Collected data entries
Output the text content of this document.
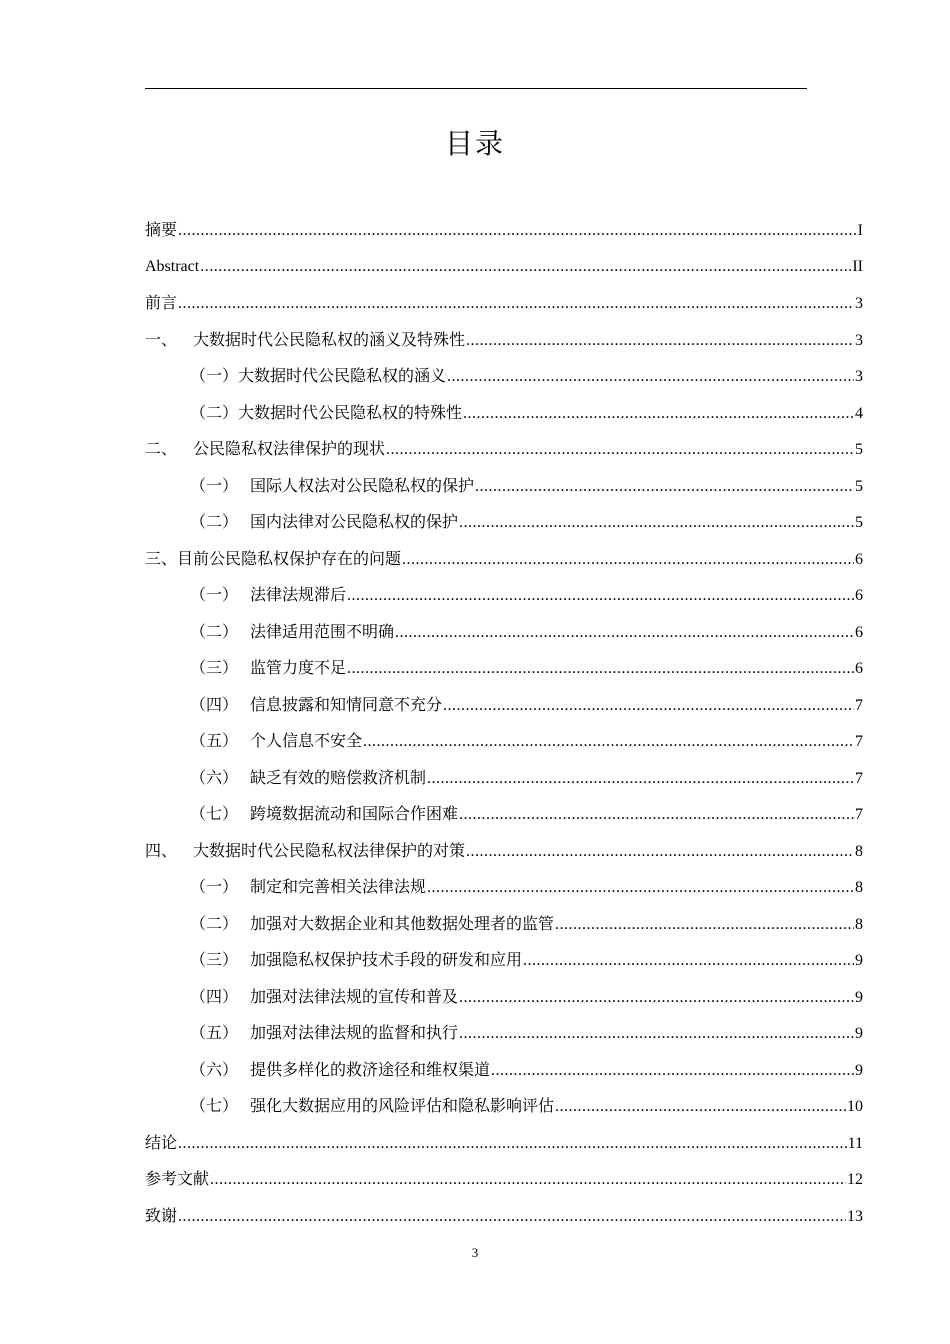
目录
摘要 .....	I
Abstract .....	II
前言 .....	3
一、 大数据时代公民隐私权的涵义及特殊性 .....	3
（一）大数据时代公民隐私权的涵义 .....	3
（二）大数据时代公民隐私权的特殊性 .....	4
二、 公民隐私权法律保护的现状 .....	5
（一） 国际人权法对公民隐私权的保护 .....	5
（二） 国内法律对公民隐私权的保护 .....	5
三、目前公民隐私权保护存在的问题 .....	6
（一） 法律法规滞后 .....	6
（二） 法律适用范围不明确 .....	6
（三） 监管力度不足 .....	6
（四） 信息披露和知情同意不充分 .....	7
（五） 个人信息不安全 .....	7
（六） 缺乏有效的赔偿救济机制 .....	7
（七） 跨境数据流动和国际合作困难 .....	7
四、 大数据时代公民隐私权法律保护的对策 .....	8
（一） 制定和完善相关法律法规 .....	8
（二） 加强对大数据企业和其他数据处理者的监管 .....	8
（三） 加强隐私权保护技术手段的研发和应用 .....	9
（四） 加强对法律法规的宣传和普及 .....	9
（五） 加强对法律法规的监督和执行 .....	9
（六） 提供多样化的救济途径和维权渠道 .....	9
（七） 强化大数据应用的风险评估和隐私影响评估 .....	10
结论 .....	11
参考文献 .....	12
致谢 .....	13
3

## EXERCISE REQUIREMENTS
Print out the whole of the material word for word, without pictures.

## SOLUTION
Output the text content of this document.
目录
摘要 .....	I
Abstract .....	II
前言 .....	3
一、 大数据时代公民隐私权的涵义及特殊性 .....	3
（一）大数据时代公民隐私权的涵义 .....	3
（二）大数据时代公民隐私权的特殊性 .....	4
二、 公民隐私权法律保护的现状 .....	5
（一） 国际人权法对公民隐私权的保护 .....	5
（二） 国内法律对公民隐私权的保护 .....	5
三、目前公民隐私权保护存在的问题 .....	6
（一） 法律法规滞后 .....	6
（二） 法律适用范围不明确 .....	6
（三） 监管力度不足 .....	6
（四） 信息披露和知情同意不充分 .....	7
（五） 个人信息不安全 .....	7
（六） 缺乏有效的赔偿救济机制 .....	7
（七） 跨境数据流动和国际合作困难 .....	7
四、 大数据时代公民隐私权法律保护的对策 .....	8
（一） 制定和完善相关法律法规 .....	8
（二） 加强对大数据企业和其他数据处理者的监管 .....	8
（三） 加强隐私权保护技术手段的研发和应用 .....	9
（四） 加强对法律法规的宣传和普及 .....	9
（五） 加强对法律法规的监督和执行 .....	9
（六） 提供多样化的救济途径和维权渠道 .....	9
（七） 强化大数据应用的风险评估和隐私影响评估 .....	10
结论 .....	11
参考文献 .....	12
致谢 .....	13
3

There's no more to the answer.